— START The data —

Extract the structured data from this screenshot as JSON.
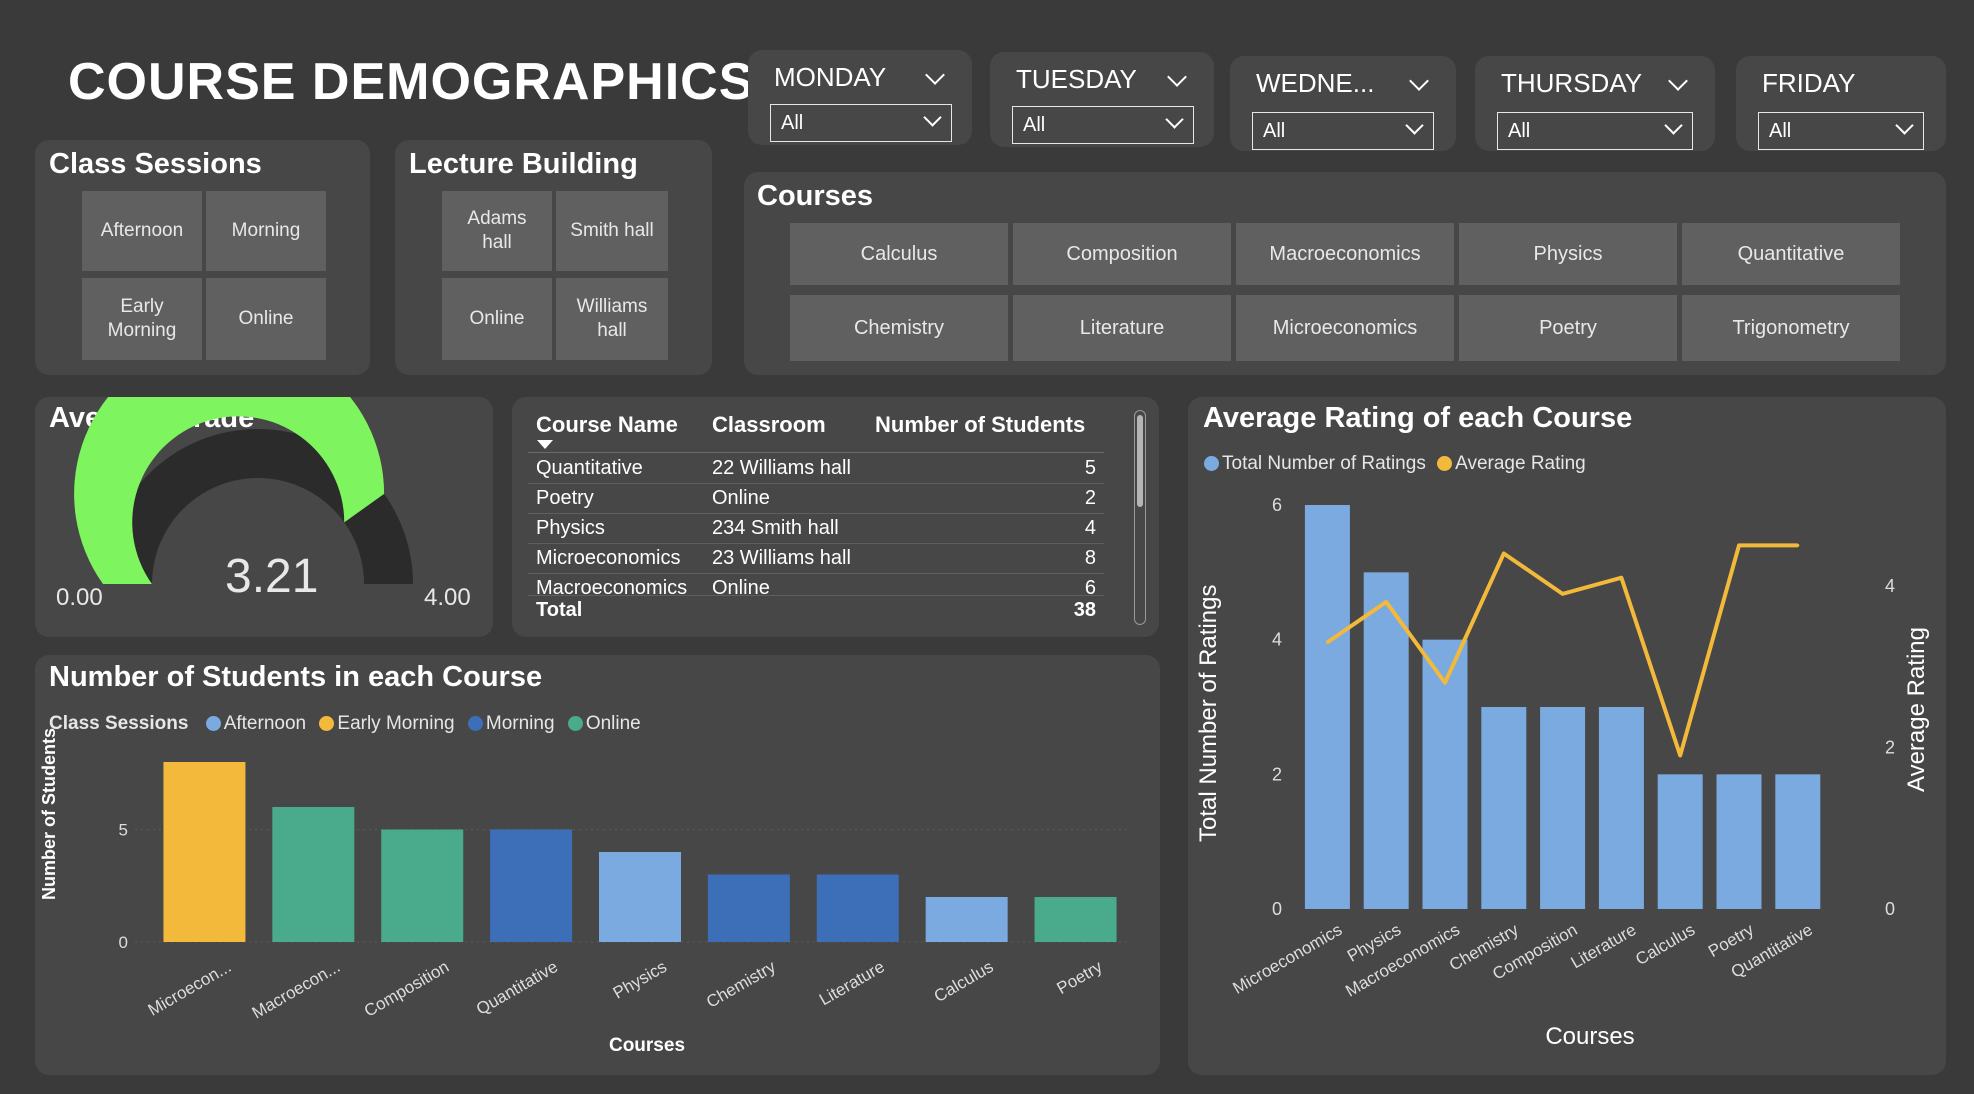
{
  "page_title": "COURSE DEMOGRAPHICS",
  "day_slicers": [
    {
      "label": "MONDAY",
      "value": "All"
    },
    {
      "label": "TUESDAY",
      "value": "All"
    },
    {
      "label": "WEDNE...",
      "value": "All"
    },
    {
      "label": "THURSDAY",
      "value": "All"
    },
    {
      "label": "FRIDAY",
      "value": "All"
    }
  ],
  "class_sessions": {
    "title": "Class Sessions",
    "items": [
      "Afternoon",
      "Morning",
      "Early Morning",
      "Online"
    ]
  },
  "lecture_building": {
    "title": "Lecture Building",
    "items": [
      "Adams hall",
      "Smith hall",
      "Online",
      "Williams hall"
    ]
  },
  "courses_slicer": {
    "title": "Courses",
    "items": [
      "Calculus",
      "Composition",
      "Macroeconomics",
      "Physics",
      "Quantitative",
      "Chemistry",
      "Literature",
      "Microeconomics",
      "Poetry",
      "Trigonometry"
    ]
  },
  "average_grade": {
    "title": "Average Grade",
    "value": 3.21,
    "value_label": "3.21",
    "min_label": "0.00",
    "max_label": "4.00",
    "min": 0,
    "max": 4,
    "fill_color": "#7ef55f",
    "track_color": "#2b2b2b"
  },
  "table": {
    "columns": [
      "Course Name",
      "Classroom",
      "Number of Students"
    ],
    "rows": [
      [
        "Quantitative",
        "22 Williams hall",
        "5"
      ],
      [
        "Poetry",
        "Online",
        "2"
      ],
      [
        "Physics",
        "234 Smith hall",
        "4"
      ],
      [
        "Microeconomics",
        "23 Williams hall",
        "8"
      ],
      [
        "Macroeconomics",
        "Online",
        "6"
      ]
    ],
    "total_label": "Total",
    "total_value": "38"
  },
  "students_chart": {
    "title": "Number of Students in each Course",
    "legend_title": "Class Sessions",
    "legend": [
      {
        "name": "Afternoon",
        "color": "#7aaae0"
      },
      {
        "name": "Early Morning",
        "color": "#f2b93b"
      },
      {
        "name": "Morning",
        "color": "#3c6fb8"
      },
      {
        "name": "Online",
        "color": "#4aaa8c"
      }
    ]
  },
  "rating_chart": {
    "title": "Average Rating of each Course",
    "legend": [
      {
        "name": "Total Number of Ratings",
        "color": "#7aaae0"
      },
      {
        "name": "Average Rating",
        "color": "#f2b93b"
      }
    ]
  },
  "chart_data": [
    {
      "type": "bar",
      "title": "Number of Students in each Course",
      "xlabel": "Courses",
      "ylabel": "Number of Students",
      "ylim": [
        0,
        8
      ],
      "yticks": [
        "0",
        "5"
      ],
      "categories": [
        "Microecon...",
        "Macroecon...",
        "Composition",
        "Quantitative",
        "Physics",
        "Chemistry",
        "Literature",
        "Calculus",
        "Poetry"
      ],
      "values": [
        8,
        6,
        5,
        5,
        4,
        3,
        3,
        2,
        2
      ],
      "sessions": [
        "Early Morning",
        "Online",
        "Online",
        "Morning",
        "Afternoon",
        "Morning",
        "Morning",
        "Afternoon",
        "Online"
      ],
      "colors": [
        "#f2b93b",
        "#4aaa8c",
        "#4aaa8c",
        "#3c6fb8",
        "#7aaae0",
        "#3c6fb8",
        "#3c6fb8",
        "#7aaae0",
        "#4aaa8c"
      ]
    },
    {
      "type": "bar+line",
      "title": "Average Rating of each Course",
      "xlabel": "Courses",
      "ylabel": "Total Number of Ratings",
      "y2label": "Average Rating",
      "ylim": [
        0,
        6
      ],
      "y2lim": [
        0,
        5
      ],
      "yticks": [
        "0",
        "2",
        "4",
        "6"
      ],
      "y2ticks": [
        "0",
        "2",
        "4"
      ],
      "categories": [
        "Microeconomics",
        "Physics",
        "Macroeconomics",
        "Chemistry",
        "Composition",
        "Literature",
        "Calculus",
        "Poetry",
        "Quantitative"
      ],
      "series": [
        {
          "name": "Total Number of Ratings",
          "kind": "bar",
          "values": [
            6,
            5,
            4,
            3,
            3,
            3,
            2,
            2,
            2
          ]
        },
        {
          "name": "Average Rating",
          "kind": "line",
          "values": [
            3.3,
            3.8,
            2.8,
            4.4,
            3.9,
            4.1,
            1.9,
            4.5,
            4.5
          ]
        }
      ]
    }
  ]
}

— END The data —

■ What is asked: Each entry shown above must be quoted exactly, with its pictures left out.

■ Exercise solution:
Extract the structured data from this screenshot as JSON.
{
  "page_title": "COURSE DEMOGRAPHICS",
  "day_slicers": [
    {
      "label": "MONDAY",
      "value": "All"
    },
    {
      "label": "TUESDAY",
      "value": "All"
    },
    {
      "label": "WEDNE...",
      "value": "All"
    },
    {
      "label": "THURSDAY",
      "value": "All"
    },
    {
      "label": "FRIDAY",
      "value": "All"
    }
  ],
  "class_sessions": {
    "title": "Class Sessions",
    "items": [
      "Afternoon",
      "Morning",
      "Early Morning",
      "Online"
    ]
  },
  "lecture_building": {
    "title": "Lecture Building",
    "items": [
      "Adams hall",
      "Smith hall",
      "Online",
      "Williams hall"
    ]
  },
  "courses_slicer": {
    "title": "Courses",
    "items": [
      "Calculus",
      "Composition",
      "Macroeconomics",
      "Physics",
      "Quantitative",
      "Chemistry",
      "Literature",
      "Microeconomics",
      "Poetry",
      "Trigonometry"
    ]
  },
  "average_grade": {
    "title": "Average Grade",
    "value": 3.21,
    "value_label": "3.21",
    "min_label": "0.00",
    "max_label": "4.00",
    "min": 0,
    "max": 4,
    "fill_color": "#7ef55f",
    "track_color": "#2b2b2b"
  },
  "table": {
    "columns": [
      "Course Name",
      "Classroom",
      "Number of Students"
    ],
    "rows": [
      [
        "Quantitative",
        "22 Williams hall",
        "5"
      ],
      [
        "Poetry",
        "Online",
        "2"
      ],
      [
        "Physics",
        "234 Smith hall",
        "4"
      ],
      [
        "Microeconomics",
        "23 Williams hall",
        "8"
      ],
      [
        "Macroeconomics",
        "Online",
        "6"
      ]
    ],
    "total_label": "Total",
    "total_value": "38"
  },
  "students_chart": {
    "title": "Number of Students in each Course",
    "legend_title": "Class Sessions",
    "legend": [
      {
        "name": "Afternoon",
        "color": "#7aaae0"
      },
      {
        "name": "Early Morning",
        "color": "#f2b93b"
      },
      {
        "name": "Morning",
        "color": "#3c6fb8"
      },
      {
        "name": "Online",
        "color": "#4aaa8c"
      }
    ]
  },
  "rating_chart": {
    "title": "Average Rating of each Course",
    "legend": [
      {
        "name": "Total Number of Ratings",
        "color": "#7aaae0"
      },
      {
        "name": "Average Rating",
        "color": "#f2b93b"
      }
    ]
  },
  "chart_data": [
    {
      "type": "bar",
      "title": "Number of Students in each Course",
      "xlabel": "Courses",
      "ylabel": "Number of Students",
      "ylim": [
        0,
        8
      ],
      "yticks": [
        "0",
        "5"
      ],
      "categories": [
        "Microecon...",
        "Macroecon...",
        "Composition",
        "Quantitative",
        "Physics",
        "Chemistry",
        "Literature",
        "Calculus",
        "Poetry"
      ],
      "values": [
        8,
        6,
        5,
        5,
        4,
        3,
        3,
        2,
        2
      ],
      "sessions": [
        "Early Morning",
        "Online",
        "Online",
        "Morning",
        "Afternoon",
        "Morning",
        "Morning",
        "Afternoon",
        "Online"
      ],
      "colors": [
        "#f2b93b",
        "#4aaa8c",
        "#4aaa8c",
        "#3c6fb8",
        "#7aaae0",
        "#3c6fb8",
        "#3c6fb8",
        "#7aaae0",
        "#4aaa8c"
      ]
    },
    {
      "type": "bar+line",
      "title": "Average Rating of each Course",
      "xlabel": "Courses",
      "ylabel": "Total Number of Ratings",
      "y2label": "Average Rating",
      "ylim": [
        0,
        6
      ],
      "y2lim": [
        0,
        5
      ],
      "yticks": [
        "0",
        "2",
        "4",
        "6"
      ],
      "y2ticks": [
        "0",
        "2",
        "4"
      ],
      "categories": [
        "Microeconomics",
        "Physics",
        "Macroeconomics",
        "Chemistry",
        "Composition",
        "Literature",
        "Calculus",
        "Poetry",
        "Quantitative"
      ],
      "series": [
        {
          "name": "Total Number of Ratings",
          "kind": "bar",
          "values": [
            6,
            5,
            4,
            3,
            3,
            3,
            2,
            2,
            2
          ]
        },
        {
          "name": "Average Rating",
          "kind": "line",
          "values": [
            3.3,
            3.8,
            2.8,
            4.4,
            3.9,
            4.1,
            1.9,
            4.5,
            4.5
          ]
        }
      ]
    }
  ]
}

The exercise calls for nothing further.